▶ [Description of the task]
In full and without alteration, give the listing again.

▶ [Dataset content]
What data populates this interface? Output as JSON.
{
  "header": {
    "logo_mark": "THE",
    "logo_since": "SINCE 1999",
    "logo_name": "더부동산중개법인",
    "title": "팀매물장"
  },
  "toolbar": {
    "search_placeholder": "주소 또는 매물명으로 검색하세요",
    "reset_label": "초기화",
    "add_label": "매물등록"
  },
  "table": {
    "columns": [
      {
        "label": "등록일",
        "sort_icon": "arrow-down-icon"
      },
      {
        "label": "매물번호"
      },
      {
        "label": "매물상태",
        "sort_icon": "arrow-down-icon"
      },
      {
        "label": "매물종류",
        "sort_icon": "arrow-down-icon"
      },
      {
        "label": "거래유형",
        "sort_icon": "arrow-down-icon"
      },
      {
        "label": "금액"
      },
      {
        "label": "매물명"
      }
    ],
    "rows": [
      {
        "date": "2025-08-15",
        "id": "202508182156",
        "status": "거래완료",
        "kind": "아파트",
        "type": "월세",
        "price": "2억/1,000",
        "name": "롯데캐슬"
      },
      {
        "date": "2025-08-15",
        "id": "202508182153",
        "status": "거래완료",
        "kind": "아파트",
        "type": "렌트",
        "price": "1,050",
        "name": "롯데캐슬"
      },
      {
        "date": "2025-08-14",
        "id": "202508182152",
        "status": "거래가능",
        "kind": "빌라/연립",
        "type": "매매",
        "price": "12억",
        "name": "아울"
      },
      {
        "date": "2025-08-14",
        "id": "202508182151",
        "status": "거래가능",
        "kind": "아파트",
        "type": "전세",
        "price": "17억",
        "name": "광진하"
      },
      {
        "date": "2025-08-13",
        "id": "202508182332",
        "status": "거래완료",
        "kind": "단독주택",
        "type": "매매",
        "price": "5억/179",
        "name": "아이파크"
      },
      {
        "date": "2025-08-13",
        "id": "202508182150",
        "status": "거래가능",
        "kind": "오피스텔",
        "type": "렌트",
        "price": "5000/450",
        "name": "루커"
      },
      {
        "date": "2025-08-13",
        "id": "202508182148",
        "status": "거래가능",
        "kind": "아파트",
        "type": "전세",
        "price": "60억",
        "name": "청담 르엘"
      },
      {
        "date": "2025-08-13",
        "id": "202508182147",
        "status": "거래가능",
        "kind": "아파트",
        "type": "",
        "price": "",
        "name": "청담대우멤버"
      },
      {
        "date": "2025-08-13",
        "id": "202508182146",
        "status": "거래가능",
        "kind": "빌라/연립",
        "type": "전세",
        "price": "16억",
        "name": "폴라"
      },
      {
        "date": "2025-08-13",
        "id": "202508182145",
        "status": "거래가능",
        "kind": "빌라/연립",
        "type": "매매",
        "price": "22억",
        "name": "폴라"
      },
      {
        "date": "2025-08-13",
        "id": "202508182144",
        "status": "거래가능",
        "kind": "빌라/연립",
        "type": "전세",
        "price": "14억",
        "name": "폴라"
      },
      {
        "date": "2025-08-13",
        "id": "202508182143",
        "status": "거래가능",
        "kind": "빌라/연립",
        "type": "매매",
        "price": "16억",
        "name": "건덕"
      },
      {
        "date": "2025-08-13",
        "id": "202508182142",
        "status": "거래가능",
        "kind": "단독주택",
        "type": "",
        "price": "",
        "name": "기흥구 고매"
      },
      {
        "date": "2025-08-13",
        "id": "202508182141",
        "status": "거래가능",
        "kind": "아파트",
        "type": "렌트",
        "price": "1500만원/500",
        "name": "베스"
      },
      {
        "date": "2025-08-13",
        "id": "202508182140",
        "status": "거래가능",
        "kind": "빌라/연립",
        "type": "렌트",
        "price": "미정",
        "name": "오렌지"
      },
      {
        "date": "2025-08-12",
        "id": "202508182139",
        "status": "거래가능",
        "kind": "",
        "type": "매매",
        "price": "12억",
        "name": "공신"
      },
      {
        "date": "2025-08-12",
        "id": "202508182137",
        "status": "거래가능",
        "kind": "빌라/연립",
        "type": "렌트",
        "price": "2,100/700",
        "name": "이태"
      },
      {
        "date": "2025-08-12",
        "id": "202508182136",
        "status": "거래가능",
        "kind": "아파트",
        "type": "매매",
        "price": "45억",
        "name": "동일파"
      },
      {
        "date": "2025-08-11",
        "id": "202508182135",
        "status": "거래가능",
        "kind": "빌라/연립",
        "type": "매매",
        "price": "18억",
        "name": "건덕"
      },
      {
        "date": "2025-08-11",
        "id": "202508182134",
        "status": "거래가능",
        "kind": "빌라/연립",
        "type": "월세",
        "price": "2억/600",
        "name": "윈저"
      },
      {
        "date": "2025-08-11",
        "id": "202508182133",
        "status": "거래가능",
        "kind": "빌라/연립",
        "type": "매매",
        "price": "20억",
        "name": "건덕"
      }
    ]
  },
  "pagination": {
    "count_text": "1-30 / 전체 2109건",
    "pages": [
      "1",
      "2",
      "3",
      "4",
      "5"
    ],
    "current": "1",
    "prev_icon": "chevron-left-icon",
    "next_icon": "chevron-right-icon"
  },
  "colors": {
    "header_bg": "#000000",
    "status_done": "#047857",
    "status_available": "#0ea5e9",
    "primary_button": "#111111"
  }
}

▶ [In response]
What data populates this interface? Output as JSON.
{
  "header": {
    "logo_mark": "THE",
    "logo_since": "SINCE 1999",
    "logo_name": "더부동산중개법인",
    "title": "팀매물장"
  },
  "toolbar": {
    "search_placeholder": "주소 또는 매물명으로 검색하세요",
    "reset_label": "초기화",
    "add_label": "매물등록"
  },
  "table": {
    "columns": [
      {
        "label": "등록일",
        "sort_icon": "arrow-down-icon"
      },
      {
        "label": "매물번호"
      },
      {
        "label": "매물상태",
        "sort_icon": "arrow-down-icon"
      },
      {
        "label": "매물종류",
        "sort_icon": "arrow-down-icon"
      },
      {
        "label": "거래유형",
        "sort_icon": "arrow-down-icon"
      },
      {
        "label": "금액"
      },
      {
        "label": "매물명"
      }
    ],
    "rows": [
      {
        "date": "2025-08-15",
        "id": "202508182156",
        "status": "거래완료",
        "kind": "아파트",
        "type": "월세",
        "price": "2억/1,000",
        "name": "롯데캐슬"
      },
      {
        "date": "2025-08-15",
        "id": "202508182153",
        "status": "거래완료",
        "kind": "아파트",
        "type": "렌트",
        "price": "1,050",
        "name": "롯데캐슬"
      },
      {
        "date": "2025-08-14",
        "id": "202508182152",
        "status": "거래가능",
        "kind": "빌라/연립",
        "type": "매매",
        "price": "12억",
        "name": "아울"
      },
      {
        "date": "2025-08-14",
        "id": "202508182151",
        "status": "거래가능",
        "kind": "아파트",
        "type": "전세",
        "price": "17억",
        "name": "광진하"
      },
      {
        "date": "2025-08-13",
        "id": "202508182332",
        "status": "거래완료",
        "kind": "단독주택",
        "type": "매매",
        "price": "5억/179",
        "name": "아이파크"
      },
      {
        "date": "2025-08-13",
        "id": "202508182150",
        "status": "거래가능",
        "kind": "오피스텔",
        "type": "렌트",
        "price": "5000/450",
        "name": "루커"
      },
      {
        "date": "2025-08-13",
        "id": "202508182148",
        "status": "거래가능",
        "kind": "아파트",
        "type": "전세",
        "price": "60억",
        "name": "청담 르엘"
      },
      {
        "date": "2025-08-13",
        "id": "202508182147",
        "status": "거래가능",
        "kind": "아파트",
        "type": "",
        "price": "",
        "name": "청담대우멤버"
      },
      {
        "date": "2025-08-13",
        "id": "202508182146",
        "status": "거래가능",
        "kind": "빌라/연립",
        "type": "전세",
        "price": "16억",
        "name": "폴라"
      },
      {
        "date": "2025-08-13",
        "id": "202508182145",
        "status": "거래가능",
        "kind": "빌라/연립",
        "type": "매매",
        "price": "22억",
        "name": "폴라"
      },
      {
        "date": "2025-08-13",
        "id": "202508182144",
        "status": "거래가능",
        "kind": "빌라/연립",
        "type": "전세",
        "price": "14억",
        "name": "폴라"
      },
      {
        "date": "2025-08-13",
        "id": "202508182143",
        "status": "거래가능",
        "kind": "빌라/연립",
        "type": "매매",
        "price": "16억",
        "name": "건덕"
      },
      {
        "date": "2025-08-13",
        "id": "202508182142",
        "status": "거래가능",
        "kind": "단독주택",
        "type": "",
        "price": "",
        "name": "기흥구 고매"
      },
      {
        "date": "2025-08-13",
        "id": "202508182141",
        "status": "거래가능",
        "kind": "아파트",
        "type": "렌트",
        "price": "1500만원/500",
        "name": "베스"
      },
      {
        "date": "2025-08-13",
        "id": "202508182140",
        "status": "거래가능",
        "kind": "빌라/연립",
        "type": "렌트",
        "price": "미정",
        "name": "오렌지"
      },
      {
        "date": "2025-08-12",
        "id": "202508182139",
        "status": "거래가능",
        "kind": "",
        "type": "매매",
        "price": "12억",
        "name": "공신"
      },
      {
        "date": "2025-08-12",
        "id": "202508182137",
        "status": "거래가능",
        "kind": "빌라/연립",
        "type": "렌트",
        "price": "2,100/700",
        "name": "이태"
      },
      {
        "date": "2025-08-12",
        "id": "202508182136",
        "status": "거래가능",
        "kind": "아파트",
        "type": "매매",
        "price": "45억",
        "name": "동일파"
      },
      {
        "date": "2025-08-11",
        "id": "202508182135",
        "status": "거래가능",
        "kind": "빌라/연립",
        "type": "매매",
        "price": "18억",
        "name": "건덕"
      },
      {
        "date": "2025-08-11",
        "id": "202508182134",
        "status": "거래가능",
        "kind": "빌라/연립",
        "type": "월세",
        "price": "2억/600",
        "name": "윈저"
      },
      {
        "date": "2025-08-11",
        "id": "202508182133",
        "status": "거래가능",
        "kind": "빌라/연립",
        "type": "매매",
        "price": "20억",
        "name": "건덕"
      }
    ]
  },
  "pagination": {
    "count_text": "1-30 / 전체 2109건",
    "pages": [
      "1",
      "2",
      "3",
      "4",
      "5"
    ],
    "current": "1",
    "prev_icon": "chevron-left-icon",
    "next_icon": "chevron-right-icon"
  },
  "colors": {
    "header_bg": "#000000",
    "status_done": "#047857",
    "status_available": "#0ea5e9",
    "primary_button": "#111111"
  }
}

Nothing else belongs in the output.